■ Problem to solve
Check every line in the records below for the word "bottom" and report how many have it, nothing more.

+++++

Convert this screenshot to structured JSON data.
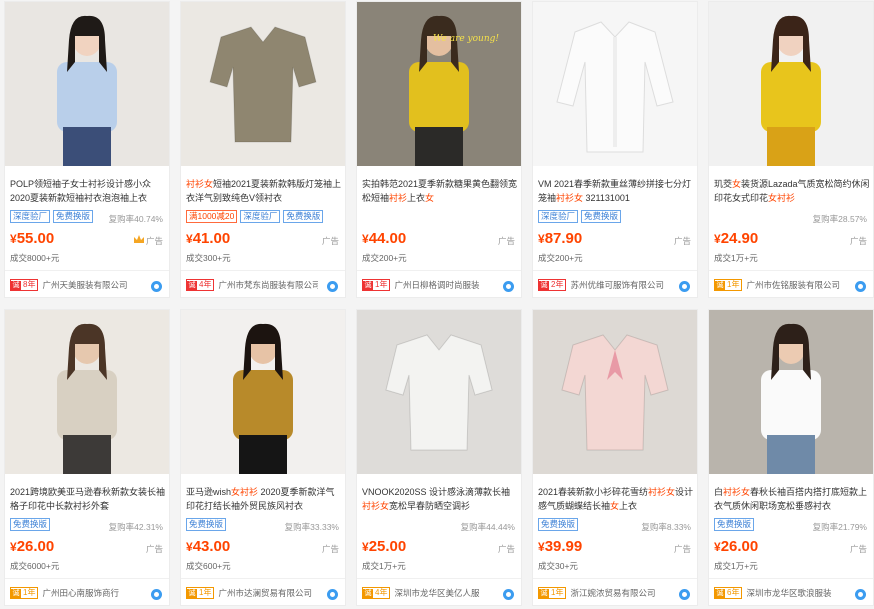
{
  "products": [
    {
      "title": "POLP领短袖子女士衬衫设计感小众2020夏装新款短袖衬衣泡泡袖上衣",
      "title_parts": [
        {
          "t": "POLP领短袖子女士衬衫设计感小众2020夏装新款短袖衬衣泡泡袖上衣",
          "hl": false
        }
      ],
      "tags": [
        {
          "text": "深度验厂",
          "style": "blue"
        },
        {
          "text": "免费换版",
          "style": "blue"
        }
      ],
      "repurchase": "复购率40.74%",
      "price_symbol": "¥",
      "price": "55.00",
      "has_crown": true,
      "ad": "广告",
      "deal": "成交8000+元",
      "years": "8年",
      "badge_color": "red",
      "shop": "广州天美服装有限公司",
      "photo": {
        "bg": "#e9e6e2",
        "top": "#b9cfea",
        "bottom": "#3b4e78",
        "hair": "#1f1a17",
        "skin": "#f1d3c0"
      }
    },
    {
      "title": "衬衫女短袖2021夏装新款韩版灯笼袖上衣洋气别致纯色V领衬衣",
      "title_parts": [
        {
          "t": "衬衫女",
          "hl": true
        },
        {
          "t": "短袖2021夏装新款韩版灯笼袖上衣洋气别致纯色V领衬衣",
          "hl": false
        }
      ],
      "tags": [
        {
          "text": "满1000减20",
          "style": "red"
        },
        {
          "text": "深度验厂",
          "style": "blue"
        },
        {
          "text": "免费换版",
          "style": "blue"
        }
      ],
      "repurchase": "",
      "price_symbol": "¥",
      "price": "41.00",
      "has_crown": false,
      "ad": "广告",
      "deal": "成交300+元",
      "years": "4年",
      "badge_color": "red",
      "shop": "广州市梵东尚服装有限公司",
      "photo": {
        "bg": "#ebe8e3",
        "top": "#8f8670",
        "bottom": "#6c6757",
        "hair": "#d9d5cd",
        "skin": "#ebe8e3"
      }
    },
    {
      "title": "实拍韩范2021夏季新款糖果黄色翻领宽松短袖衬衫上衣女",
      "title_parts": [
        {
          "t": "实拍韩范2021夏季新款糖果黄色翻领宽松短袖",
          "hl": false
        },
        {
          "t": "衬衫",
          "hl": true
        },
        {
          "t": "上衣",
          "hl": false
        },
        {
          "t": "女",
          "hl": true
        }
      ],
      "tags": [],
      "repurchase": "",
      "price_symbol": "¥",
      "price": "44.00",
      "has_crown": false,
      "ad": "广告",
      "deal": "成交200+元",
      "years": "1年",
      "badge_color": "red",
      "shop": "广州日柳格调时尚服装",
      "overlay": "We are young!",
      "photo": {
        "bg": "#8a8478",
        "top": "#e2c01e",
        "bottom": "#2b2a28",
        "hair": "#3a2b1e",
        "skin": "#e4bfa0"
      }
    },
    {
      "title": "VM 2021春季新款重丝薄纱拼接七分灯笼袖衬衫女 321131001",
      "title_parts": [
        {
          "t": "VM 2021春季新款重丝薄纱拼接七分灯笼袖",
          "hl": false
        },
        {
          "t": "衬衫女",
          "hl": true
        },
        {
          "t": " 321131001",
          "hl": false
        }
      ],
      "tags": [
        {
          "text": "深度验厂",
          "style": "blue"
        },
        {
          "text": "免费换版",
          "style": "blue"
        }
      ],
      "repurchase": "",
      "price_symbol": "¥",
      "price": "87.90",
      "has_crown": false,
      "ad": "广告",
      "deal": "成交200+元",
      "years": "2年",
      "badge_color": "red",
      "shop": "苏州优维可服饰有限公司",
      "photo": {
        "bg": "#f6f6f6",
        "top": "#fbfbfb",
        "bottom": "#f6f6f6",
        "hair": "#111111",
        "skin": "#f6f6f6"
      }
    },
    {
      "title": "玑茭女装货源Lazada气质宽松简约休闲印花女式印花女衬衫",
      "title_parts": [
        {
          "t": "玑茭",
          "hl": false
        },
        {
          "t": "女",
          "hl": true
        },
        {
          "t": "装货源Lazada气质宽松简约休闲印花女式印花",
          "hl": false
        },
        {
          "t": "女衬衫",
          "hl": true
        }
      ],
      "tags": [],
      "repurchase": "复购率28.57%",
      "price_symbol": "¥",
      "price": "24.90",
      "has_crown": false,
      "ad": "广告",
      "deal": "成交1万+元",
      "years": "1年",
      "badge_color": "orange",
      "shop": "广州市佐铭服装有限公司",
      "photo": {
        "bg": "#f1f1f1",
        "top": "#e8c51c",
        "bottom": "#d9a217",
        "hair": "#3b2418",
        "skin": "#f0d2c0"
      }
    },
    {
      "title": "2021跨境欧美亚马逊春秋新款女装长袖格子印花中长款衬衫外套",
      "title_parts": [
        {
          "t": "2021跨境欧美亚马逊春秋新款女装长袖格子印花中长款衬衫外套",
          "hl": false
        }
      ],
      "tags": [
        {
          "text": "免费换版",
          "style": "blue"
        }
      ],
      "repurchase": "复购率42.31%",
      "price_symbol": "¥",
      "price": "26.00",
      "has_crown": false,
      "ad": "广告",
      "deal": "成交6000+元",
      "years": "1年",
      "badge_color": "orange",
      "shop": "广州田心南服饰商行",
      "photo": {
        "bg": "#ece8e2",
        "top": "#d8d0c2",
        "bottom": "#3d3a38",
        "hair": "#4b3526",
        "skin": "#e6c8ae"
      }
    },
    {
      "title": "亚马逊wish女衬衫 2020夏季新款洋气印花打结长袖外贸民族风衬衣",
      "title_parts": [
        {
          "t": "亚马逊wish",
          "hl": false
        },
        {
          "t": "女衬衫",
          "hl": true
        },
        {
          "t": " 2020夏季新款洋气印花打结长袖外贸民族风衬衣",
          "hl": false
        }
      ],
      "tags": [
        {
          "text": "免费换版",
          "style": "blue"
        }
      ],
      "repurchase": "复购率33.33%",
      "price_symbol": "¥",
      "price": "43.00",
      "has_crown": false,
      "ad": "广告",
      "deal": "成交600+元",
      "years": "1年",
      "badge_color": "orange",
      "shop": "广州市达澜贸易有限公司",
      "photo": {
        "bg": "#f2f0ee",
        "top": "#b88a2a",
        "bottom": "#151515",
        "hair": "#1c1410",
        "skin": "#e7c3a6"
      }
    },
    {
      "title": "VNOOK2020SS 设计感泳滴薄款长袖衬衫女宽松早春防晒空调衫",
      "title_parts": [
        {
          "t": "VNOOK2020SS 设计感泳滴薄款长袖",
          "hl": false
        },
        {
          "t": "衬衫女",
          "hl": true
        },
        {
          "t": "宽松早春防晒空调衫",
          "hl": false
        }
      ],
      "tags": [],
      "repurchase": "复购率44.44%",
      "price_symbol": "¥",
      "price": "25.00",
      "has_crown": false,
      "ad": "广告",
      "deal": "成交1万+元",
      "years": "4年",
      "badge_color": "orange",
      "shop": "深圳市龙华区美亿人服",
      "photo": {
        "bg": "#dedcd9",
        "top": "#f3f3f1",
        "bottom": "#cfcdca",
        "hair": "#dedcd9",
        "skin": "#dedcd9"
      }
    },
    {
      "title": "2021春装新款小衫碎花雪纺衬衫女设计感气质蝴蝶结长袖女上衣",
      "title_parts": [
        {
          "t": "2021春装新款小衫碎花雪纺",
          "hl": false
        },
        {
          "t": "衬衫女",
          "hl": true
        },
        {
          "t": "设计感气质蝴蝶结长袖",
          "hl": false
        },
        {
          "t": "女",
          "hl": true
        },
        {
          "t": "上衣",
          "hl": false
        }
      ],
      "tags": [
        {
          "text": "免费换版",
          "style": "blue"
        }
      ],
      "repurchase": "复购率8.33%",
      "price_symbol": "¥",
      "price": "39.99",
      "has_crown": false,
      "ad": "广告",
      "deal": "成交30+元",
      "years": "1年",
      "badge_color": "orange",
      "shop": "浙江婉浓贸易有限公司",
      "photo": {
        "bg": "#ddd9d4",
        "top": "#f3d7d3",
        "bottom": "#e8e2d4",
        "hair": "#ddd9d4",
        "skin": "#ddd9d4"
      }
    },
    {
      "title": "白衬衫女春秋长袖百搭内搭打底短款上衣气质休闲职场宽松垂感衬衣",
      "title_parts": [
        {
          "t": "白",
          "hl": false
        },
        {
          "t": "衬衫女",
          "hl": true
        },
        {
          "t": "春秋长袖百搭内搭打底短款上衣气质休闲职场宽松垂感衬衣",
          "hl": false
        }
      ],
      "tags": [
        {
          "text": "免费换版",
          "style": "blue"
        }
      ],
      "repurchase": "复购率21.79%",
      "price_symbol": "¥",
      "price": "26.00",
      "has_crown": false,
      "ad": "广告",
      "deal": "成交1万+元",
      "years": "6年",
      "badge_color": "orange",
      "shop": "深圳市龙华区歌浪服装",
      "photo": {
        "bg": "#b9b4ac",
        "top": "#fafafa",
        "bottom": "#6f8aa8",
        "hair": "#2d2019",
        "skin": "#eccbb2"
      }
    }
  ]
}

+++++

■ Worked solution
10